- READING TEXT -
Trigger Warning

** Trigger Warning: This post may contain material that is triggering for sensitive people. Please keep that in mind when reading. I won't take it personally if it's too hard to read, because it might be for you, the reader. I am grateful for those who wander through anyway. Thank you for letting me share my experiences with you. **

Tuesday, May 13, 2014

26 - Time to Turn the Tables and Take Control

© Miriam A. Mason

Okay, I think I have mostly finished.  There might be a story or two, or a discussion or two (or three or four, whatever) left in me.  But now it's time to take a-hold of the reigns of my life and steer where I want to instead of where everybody else did.

I have been skipping meditation to let this all work through.  No more.  Time to begin meditating again.  Time to call upon myself all the goodness I deserve through Radical Self Love.

Time to awaken the sleeping child, who cowers in fear because she thinks she doesn't deserve success or safety or comfort.

I need to convince that little girl, that small me, more than anyone else.  So that I can stop the panic and fear from ruling and call upon wisdom and joy.

I want to break the pattern.  Not just break it, but shatter it into tiny unrecognizable pieces that I can rebuild from scratch into something beautiful, something new, something alive and authentic in this world.

- TASKS TO COMPLETE -
[a] In the blog post about taking control, what has the writer been skipping in order to let everything work through?
[b] Sum up the blog post about taking control in two sentences.
[c] Carry on the blog post about taking control, picking up after its last paragraph and keeping the same first-person voice.

- GIVEN MATERIAL -
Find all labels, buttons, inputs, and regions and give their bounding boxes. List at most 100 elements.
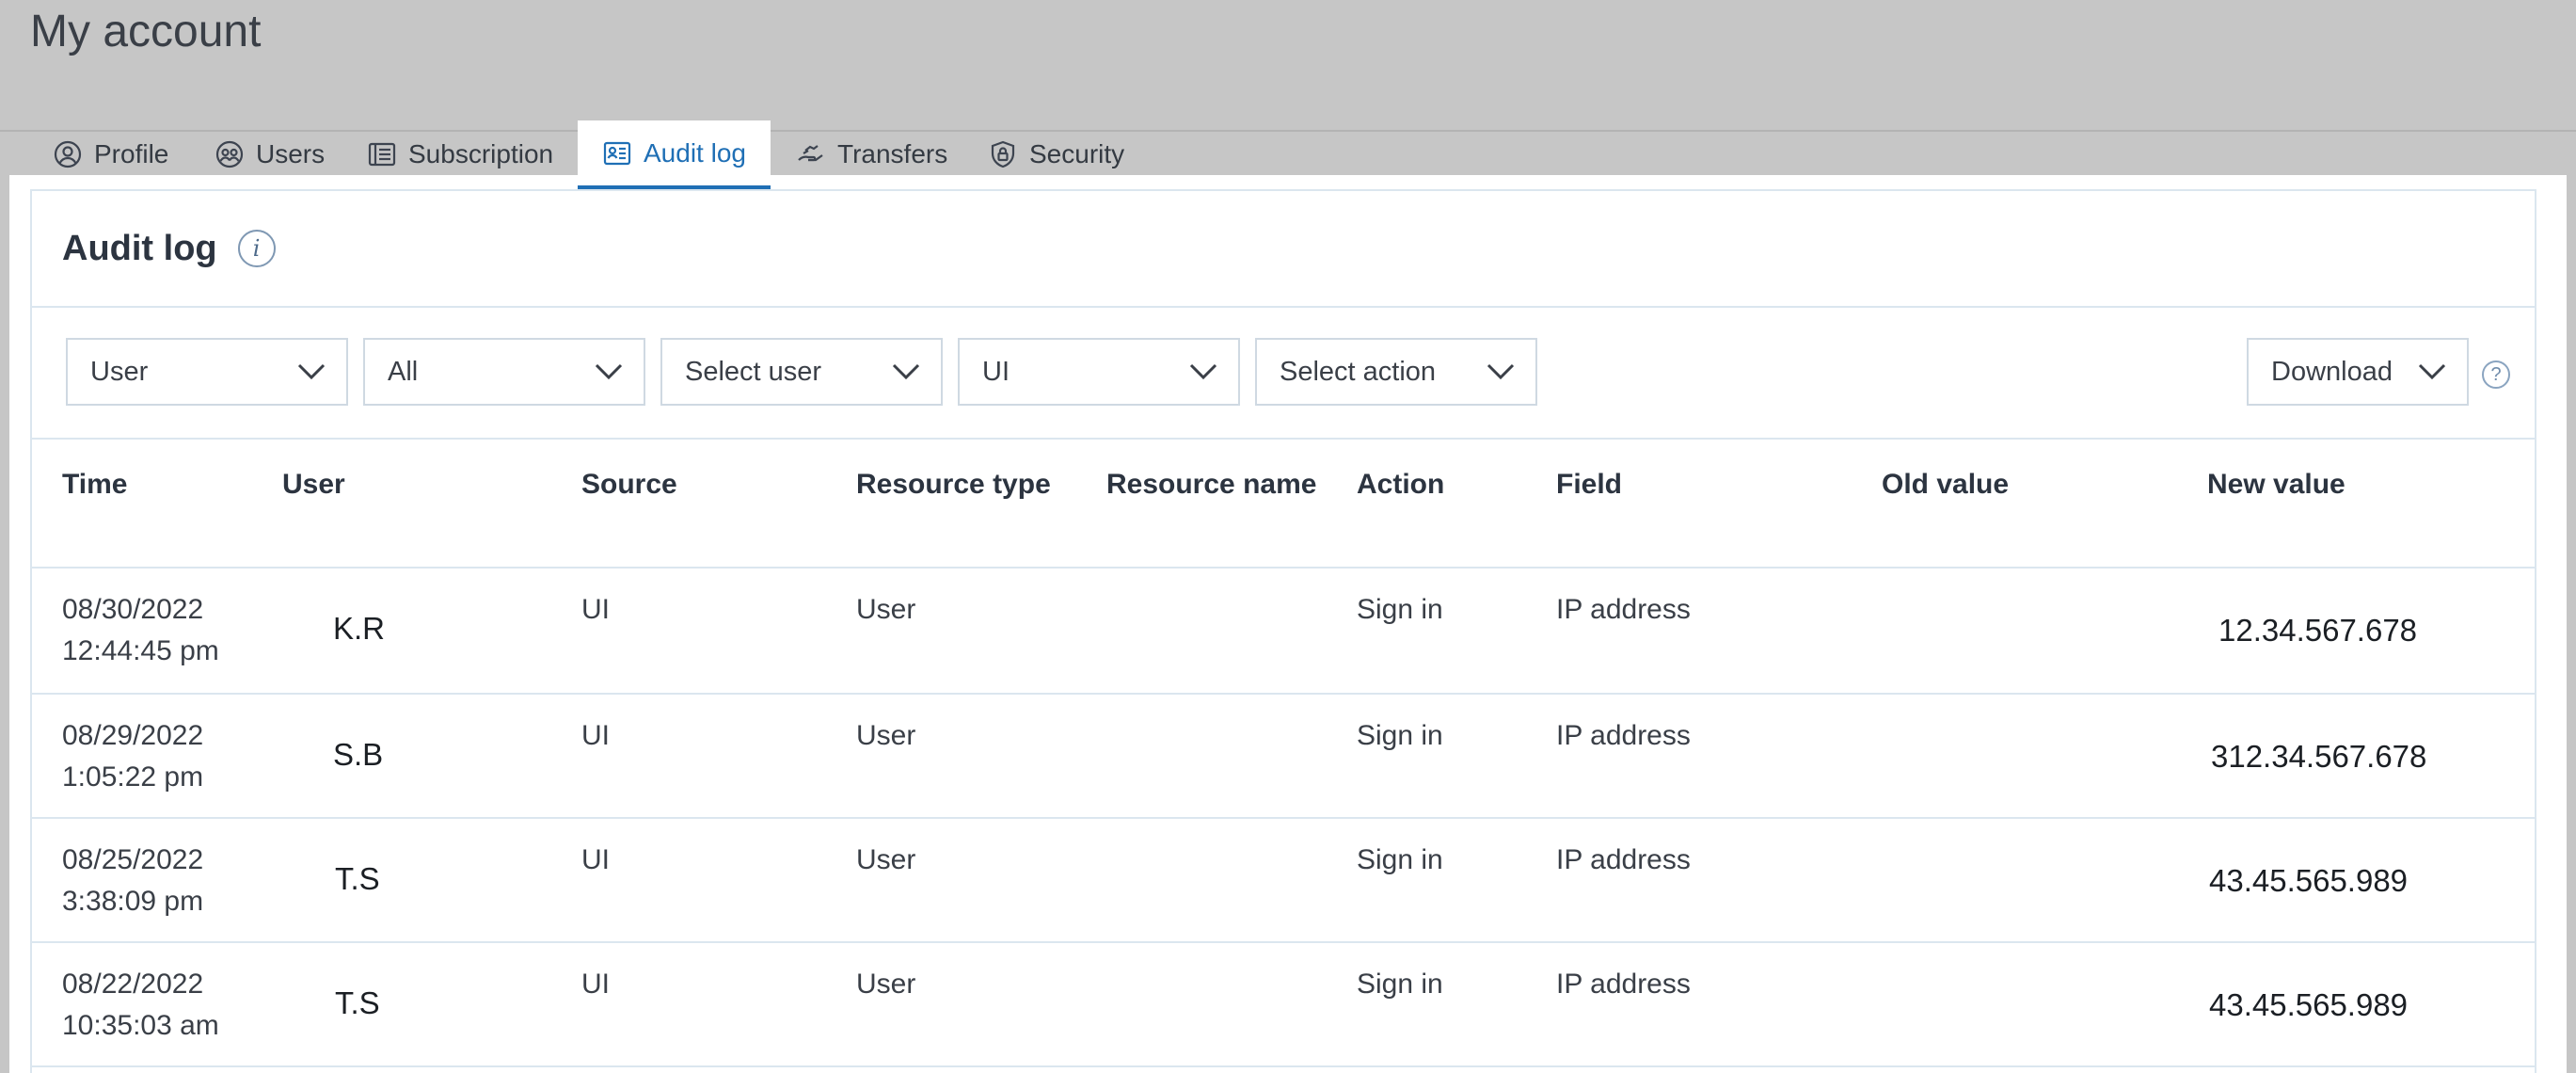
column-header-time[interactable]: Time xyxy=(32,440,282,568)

- SOLVED TASKS -
[a] Meditation.

[b] Having mostly finished telling the story, the writer resolves to take the reins and steer life by personal choice rather than by others' direction, starting with a return to meditation and Radical Self Love. The goal is to convince the frightened child within that she deserves success, safety and comfort, and to shatter the old pattern so it can be rebuilt into something new and authentic.

[c]
I can always find ways to hate myself.  But finding ways to love myself, now that is radical.  That is forward thinking.  That will work, as long as I can convince that small girl, who still hides under the table so much of the time. 

Note to self: Loving myself, does not mean hating on others (although sometimes it feels that way, when I have conversation with my parents in my head).  Loving myself means speaking to that hiding child with utter respect and love.  To reach my adult hand, even knowing the world is an uncertain place, under that table and to gently coax that girl out.

Because that girl is not only hiding from all the abuse she struggled with, all the ridicule and reduction and analysis and lecturing, but she is the one who knows Who I Really Am.

She's the one who I need to love first, before I love all the other parts of me.  That frightened girl, hiding under the table, hoping that nobody sees her.

I see her.  I see myself.  I invite her into my arms to hold her tightly.  Because, even in an uncertain world, unconditional love can work miracles.

I have to love her, and then I also have to forgive her, for she was only doing the best she knew how, and it wasn't her fault the adults around her were mentally sick and that what they subjected her to wasn't her fault, either.

I embrace her tightly in my arms and cling to her, for she will also give me the answers I am looking for and cannot find.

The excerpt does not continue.